= Article =
════════════════════
Galleries & Passages, Paris
Opened only in 1860, the passage des Princes is the last covered passage built and has the agreement of Baron Haussmann. The bank Jules Mirès financed the building and part of the dog-legged passage was named after him. Unfortunately he soon went bankrupt and arrested. Shortly after the passage was acquired by an insurance company, today called the AGF, who 160 years later are still the owners. An original sign of the buyers can be seen on the 4th photo below.
Completely demolished and rebuilt in the '90s the passage no longer has the dog-leg but a sharp 90° angle in the middle of its 80 metres. Certain elements though have been re-installed such as the beautiful Italian stained glass cupola, from 1930, over the rotunda at the blvd des Italiens end. The passage today is a child's delight, having exclusively toy- and model shops. As you leave the passage at the blvd des Italiens end there is a nice view up the hill to the Sacré Coeur
Nearest metro is Richelieu-Drouot
These two passages are part of and attached to Passage des Panoramas and you can find them by snooping around a little in the little used corners. They represent very little interest to the tourist as they are mainly used as service corridors for Passage des Panoramas. There are also the galleries "Des Varietés" and " Montmartre" in this warren of corridors.
Closest metro is Grands Boulevards or Richelieu-Drouot
The passage du Havre runs from rue Caumartin to rue St Lazare, is roughly 115 metres long and first constructed in 1845. Renovated recently in 2012 there are about 40 shops here, mainly luxury clothes and perfume although there is a Starbucks and one of the Pauls bakeries.
════════════════════
= Tasks to carry out =
1. Answer these from the page on Paris galleries and passages:
(a) In what year did the passage des Princes open?
(b) What kinds of shops does the passage des Princes have today?
(c) About how many shops are in the passage du Havre?
2. From the page on Paris galleries and passages, return the part that opens with the words containing "Completely demolished and" and closes with "warren of corridors.", copied word for word.
3. Resume the page on Paris galleries and passages, picking up right after its last sentence.

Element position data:
════════════════════
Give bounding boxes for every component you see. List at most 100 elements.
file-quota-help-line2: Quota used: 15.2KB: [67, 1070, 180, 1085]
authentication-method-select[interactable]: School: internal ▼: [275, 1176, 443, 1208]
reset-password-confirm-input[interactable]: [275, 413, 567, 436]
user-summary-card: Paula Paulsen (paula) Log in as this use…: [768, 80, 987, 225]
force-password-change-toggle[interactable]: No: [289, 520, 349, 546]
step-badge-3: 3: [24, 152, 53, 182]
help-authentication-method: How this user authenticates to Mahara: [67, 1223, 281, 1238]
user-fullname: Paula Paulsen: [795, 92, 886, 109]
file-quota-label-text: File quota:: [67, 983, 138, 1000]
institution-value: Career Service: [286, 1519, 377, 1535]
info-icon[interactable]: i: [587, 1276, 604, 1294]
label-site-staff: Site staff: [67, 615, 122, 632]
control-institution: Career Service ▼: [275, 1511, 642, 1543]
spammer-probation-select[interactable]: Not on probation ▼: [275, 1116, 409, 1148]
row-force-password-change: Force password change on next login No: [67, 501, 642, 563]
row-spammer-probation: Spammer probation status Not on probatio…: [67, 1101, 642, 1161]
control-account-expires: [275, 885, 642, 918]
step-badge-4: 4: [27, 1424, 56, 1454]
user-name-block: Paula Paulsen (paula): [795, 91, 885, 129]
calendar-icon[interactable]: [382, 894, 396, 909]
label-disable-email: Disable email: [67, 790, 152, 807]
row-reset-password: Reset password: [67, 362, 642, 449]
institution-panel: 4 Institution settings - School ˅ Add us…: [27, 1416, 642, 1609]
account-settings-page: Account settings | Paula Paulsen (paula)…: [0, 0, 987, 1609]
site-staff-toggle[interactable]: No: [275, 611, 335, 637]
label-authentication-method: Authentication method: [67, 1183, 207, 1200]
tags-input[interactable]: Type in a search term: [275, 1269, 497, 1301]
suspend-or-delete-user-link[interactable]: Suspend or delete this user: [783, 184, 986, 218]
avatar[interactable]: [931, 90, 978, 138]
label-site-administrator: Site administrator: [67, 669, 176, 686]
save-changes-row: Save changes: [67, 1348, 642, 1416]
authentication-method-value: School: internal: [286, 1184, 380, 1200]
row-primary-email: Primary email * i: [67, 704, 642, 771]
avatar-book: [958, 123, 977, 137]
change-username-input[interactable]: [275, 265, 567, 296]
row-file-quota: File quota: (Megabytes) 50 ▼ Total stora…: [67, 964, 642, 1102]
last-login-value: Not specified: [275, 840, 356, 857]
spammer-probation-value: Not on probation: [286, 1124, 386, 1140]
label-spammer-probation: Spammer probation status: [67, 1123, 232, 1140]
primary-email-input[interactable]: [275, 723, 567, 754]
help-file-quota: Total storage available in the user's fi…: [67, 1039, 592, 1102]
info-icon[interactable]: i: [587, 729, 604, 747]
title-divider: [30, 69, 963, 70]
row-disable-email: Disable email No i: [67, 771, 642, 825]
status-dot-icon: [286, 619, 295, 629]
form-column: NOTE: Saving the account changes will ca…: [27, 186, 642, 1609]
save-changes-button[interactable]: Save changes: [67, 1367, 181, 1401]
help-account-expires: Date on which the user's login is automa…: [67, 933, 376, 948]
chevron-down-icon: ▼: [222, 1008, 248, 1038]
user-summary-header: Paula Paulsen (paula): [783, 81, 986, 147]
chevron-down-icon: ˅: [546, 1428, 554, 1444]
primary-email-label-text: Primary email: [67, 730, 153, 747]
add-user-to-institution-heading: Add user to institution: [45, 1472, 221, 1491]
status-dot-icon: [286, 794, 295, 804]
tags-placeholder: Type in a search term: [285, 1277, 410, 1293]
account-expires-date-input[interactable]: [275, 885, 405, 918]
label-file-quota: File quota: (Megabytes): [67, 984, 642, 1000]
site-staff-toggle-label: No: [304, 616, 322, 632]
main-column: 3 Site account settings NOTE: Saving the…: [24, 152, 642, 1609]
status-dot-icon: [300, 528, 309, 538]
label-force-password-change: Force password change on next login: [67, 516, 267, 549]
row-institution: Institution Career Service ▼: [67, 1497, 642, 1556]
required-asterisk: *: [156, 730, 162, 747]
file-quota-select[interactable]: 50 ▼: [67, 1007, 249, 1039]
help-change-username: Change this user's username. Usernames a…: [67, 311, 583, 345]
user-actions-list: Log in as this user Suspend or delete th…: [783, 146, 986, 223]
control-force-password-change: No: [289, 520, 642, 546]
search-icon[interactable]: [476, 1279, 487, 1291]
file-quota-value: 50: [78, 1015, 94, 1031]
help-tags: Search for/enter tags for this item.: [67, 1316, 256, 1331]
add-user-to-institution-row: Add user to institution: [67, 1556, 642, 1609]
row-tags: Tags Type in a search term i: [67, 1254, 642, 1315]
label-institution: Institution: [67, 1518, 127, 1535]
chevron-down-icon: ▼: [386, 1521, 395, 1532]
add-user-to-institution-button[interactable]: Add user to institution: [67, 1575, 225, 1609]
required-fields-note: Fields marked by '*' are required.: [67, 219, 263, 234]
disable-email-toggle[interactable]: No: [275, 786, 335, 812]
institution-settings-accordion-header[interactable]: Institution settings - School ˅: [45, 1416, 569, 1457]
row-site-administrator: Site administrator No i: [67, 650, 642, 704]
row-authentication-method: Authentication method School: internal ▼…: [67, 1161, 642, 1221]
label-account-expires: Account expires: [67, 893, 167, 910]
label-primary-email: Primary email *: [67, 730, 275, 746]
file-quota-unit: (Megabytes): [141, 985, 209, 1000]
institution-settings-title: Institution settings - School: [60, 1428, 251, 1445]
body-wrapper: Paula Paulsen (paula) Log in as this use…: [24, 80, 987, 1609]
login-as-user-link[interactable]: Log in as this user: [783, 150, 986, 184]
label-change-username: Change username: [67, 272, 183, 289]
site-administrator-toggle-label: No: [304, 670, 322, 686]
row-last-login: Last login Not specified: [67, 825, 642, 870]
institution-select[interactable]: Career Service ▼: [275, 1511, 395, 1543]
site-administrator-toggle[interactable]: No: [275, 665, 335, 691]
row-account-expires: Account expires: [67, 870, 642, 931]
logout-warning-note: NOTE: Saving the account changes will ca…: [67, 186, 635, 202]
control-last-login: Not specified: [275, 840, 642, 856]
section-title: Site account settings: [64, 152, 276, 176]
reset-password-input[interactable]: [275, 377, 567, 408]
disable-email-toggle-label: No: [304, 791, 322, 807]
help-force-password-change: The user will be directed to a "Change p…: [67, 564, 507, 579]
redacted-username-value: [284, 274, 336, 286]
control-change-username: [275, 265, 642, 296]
════════════════════
= Answers by task =
1.
(a) 1860
(b) Toy and model shops only
(c) About 40

2.
Completely demolished and rebuilt in the '90s the passage no longer has the dog-leg but a sharp 90° angle in the middle of its 80 metres. Certain elements though have been re-installed such as the beautiful Italian stained glass cupola, from 1930, over the rotunda at the blvd des Italiens end. The passage today is a child's delight, having exclusively toy- and model shops. As you leave the passage at the blvd des Italiens end there is a nice view up the hill to the Sacré Coeur
Nearest metro is Richelieu-Drouot
These two passages are part of and attached to Passage des Panoramas and you can find them by snooping around a little in the little used corners. They represent very little interest to the tourist as they are mainly used as service corridors for Passage des Panoramas. There are also the galleries "Des Varietés" and " Montmartre" in this warren of corridors.

3.
The passage used to be mainly toys and miniature railways but has completely lost its way and is now just like any small mall anywhere in the world. Does have a lovely glass roof though with some nice hanging lamps under a central cupola.
Nearest metro is St Lazare.
Close to the Madeleine this short passage built over a Benedictine priory by M. Puteaux in 1839 doesn't see many shoppers. Bought as an investment as the St Lazare main line station was supposedly to be built next door, fell into disrepute and lost most of its shops. Only 29 metres long it suffered in comparison to other galleries such as Jouffroy and Colbert. The glass roof only covers half of the passage but still retains some elegance and charm. Could be visited if on your way to the Expiatory chapel.
St. Augustin is the nearest metro.
One of the best preserved and most sublime of the Parisian galleries. Built in 1823 the passage boasted some of the most luxurious shops in Paris for the time. Originally called Galerie Marchoux after the owners name it became Vivienne in 1825 and then inaugurated in 1826. One of the main shops for visitors today is " D and F Jousseaume" where you can find an extensive range of old postcards and books and also Jean-Paul Gaulthier has a boutique here.
One personality to have lived here was Vidocq at no.13, model for Victor Hugo's " Javert" the policeman in "Les Miserables and also inventor of unfalsifiable paper and the chief of Security for France. He also began the very first private detective agency in Paris.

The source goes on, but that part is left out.